* Begin Raw data *
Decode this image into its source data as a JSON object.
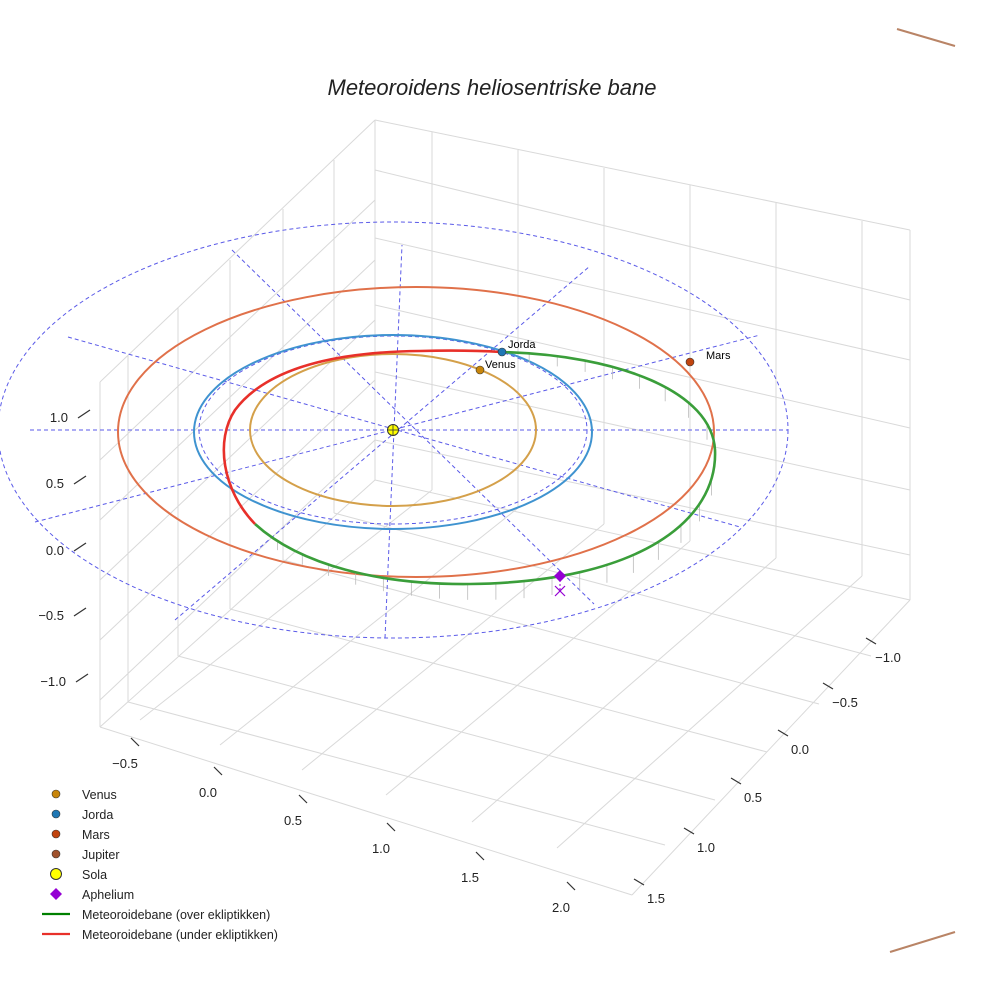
{
  "chart_data": {
    "type": "line3d",
    "title": "Meteoroidens heliosentriske bane",
    "x_ticks": [
      "−0.5",
      "0.0",
      "0.5",
      "1.0",
      "1.5",
      "2.0"
    ],
    "y_ticks": [
      "−1.0",
      "−0.5",
      "0.0",
      "0.5",
      "1.0",
      "1.5"
    ],
    "z_ticks": [
      "1.0",
      "0.5",
      "0.0",
      "−0.5",
      "−1.0"
    ],
    "grid": true,
    "legend_position": "bottom-left",
    "planets": [
      {
        "name": "Venus",
        "label": "Venus",
        "orbit_radius_au": 0.72,
        "color": "#D4A04A",
        "marker_color": "#C8860B"
      },
      {
        "name": "Jorda",
        "label": "Jorda",
        "orbit_radius_au": 1.0,
        "color": "#3F93D0",
        "marker_color": "#1F77B4"
      },
      {
        "name": "Mars",
        "label": "Mars",
        "orbit_radius_au": 1.52,
        "color": "#E0714A",
        "marker_color": "#C1440E"
      }
    ],
    "sun": {
      "name": "Sola",
      "color": "#FFFF00"
    },
    "aphelion": {
      "name": "Aphelium",
      "color": "#9400D3"
    },
    "ecliptic_reference_color": "#5A5AE8",
    "meteoroid_above_color": "#2E9E2E",
    "meteoroid_below_color": "#E8302A",
    "legend": [
      {
        "label": "Venus",
        "symbol": "dot",
        "color": "#C8860B"
      },
      {
        "label": "Jorda",
        "symbol": "dot",
        "color": "#1F77B4"
      },
      {
        "label": "Mars",
        "symbol": "dot",
        "color": "#C1440E"
      },
      {
        "label": "Jupiter",
        "symbol": "dot",
        "color": "#A0522D"
      },
      {
        "label": "Sola",
        "symbol": "sun",
        "color": "#FFFF00"
      },
      {
        "label": "Aphelium",
        "symbol": "diamond",
        "color": "#9400D3"
      },
      {
        "label": "Meteoroidebane (over ekliptikken)",
        "symbol": "line",
        "color": "#008000"
      },
      {
        "label": "Meteoroidebane (under ekliptikken)",
        "symbol": "line",
        "color": "#E8302A"
      }
    ],
    "jupiter_orbit_color": "#B98466"
  }
}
* End Raw data *
Each record above should be copied character for character, with pictures dropped.

§ Result for this task
Decode this image into its source data as a JSON object.
{
  "chart_data": {
    "type": "line3d",
    "title": "Meteoroidens heliosentriske bane",
    "x_ticks": [
      "−0.5",
      "0.0",
      "0.5",
      "1.0",
      "1.5",
      "2.0"
    ],
    "y_ticks": [
      "−1.0",
      "−0.5",
      "0.0",
      "0.5",
      "1.0",
      "1.5"
    ],
    "z_ticks": [
      "1.0",
      "0.5",
      "0.0",
      "−0.5",
      "−1.0"
    ],
    "grid": true,
    "legend_position": "bottom-left",
    "planets": [
      {
        "name": "Venus",
        "label": "Venus",
        "orbit_radius_au": 0.72,
        "color": "#D4A04A",
        "marker_color": "#C8860B"
      },
      {
        "name": "Jorda",
        "label": "Jorda",
        "orbit_radius_au": 1.0,
        "color": "#3F93D0",
        "marker_color": "#1F77B4"
      },
      {
        "name": "Mars",
        "label": "Mars",
        "orbit_radius_au": 1.52,
        "color": "#E0714A",
        "marker_color": "#C1440E"
      }
    ],
    "sun": {
      "name": "Sola",
      "color": "#FFFF00"
    },
    "aphelion": {
      "name": "Aphelium",
      "color": "#9400D3"
    },
    "ecliptic_reference_color": "#5A5AE8",
    "meteoroid_above_color": "#2E9E2E",
    "meteoroid_below_color": "#E8302A",
    "legend": [
      {
        "label": "Venus",
        "symbol": "dot",
        "color": "#C8860B"
      },
      {
        "label": "Jorda",
        "symbol": "dot",
        "color": "#1F77B4"
      },
      {
        "label": "Mars",
        "symbol": "dot",
        "color": "#C1440E"
      },
      {
        "label": "Jupiter",
        "symbol": "dot",
        "color": "#A0522D"
      },
      {
        "label": "Sola",
        "symbol": "sun",
        "color": "#FFFF00"
      },
      {
        "label": "Aphelium",
        "symbol": "diamond",
        "color": "#9400D3"
      },
      {
        "label": "Meteoroidebane (over ekliptikken)",
        "symbol": "line",
        "color": "#008000"
      },
      {
        "label": "Meteoroidebane (under ekliptikken)",
        "symbol": "line",
        "color": "#E8302A"
      }
    ],
    "jupiter_orbit_color": "#B98466"
  }
}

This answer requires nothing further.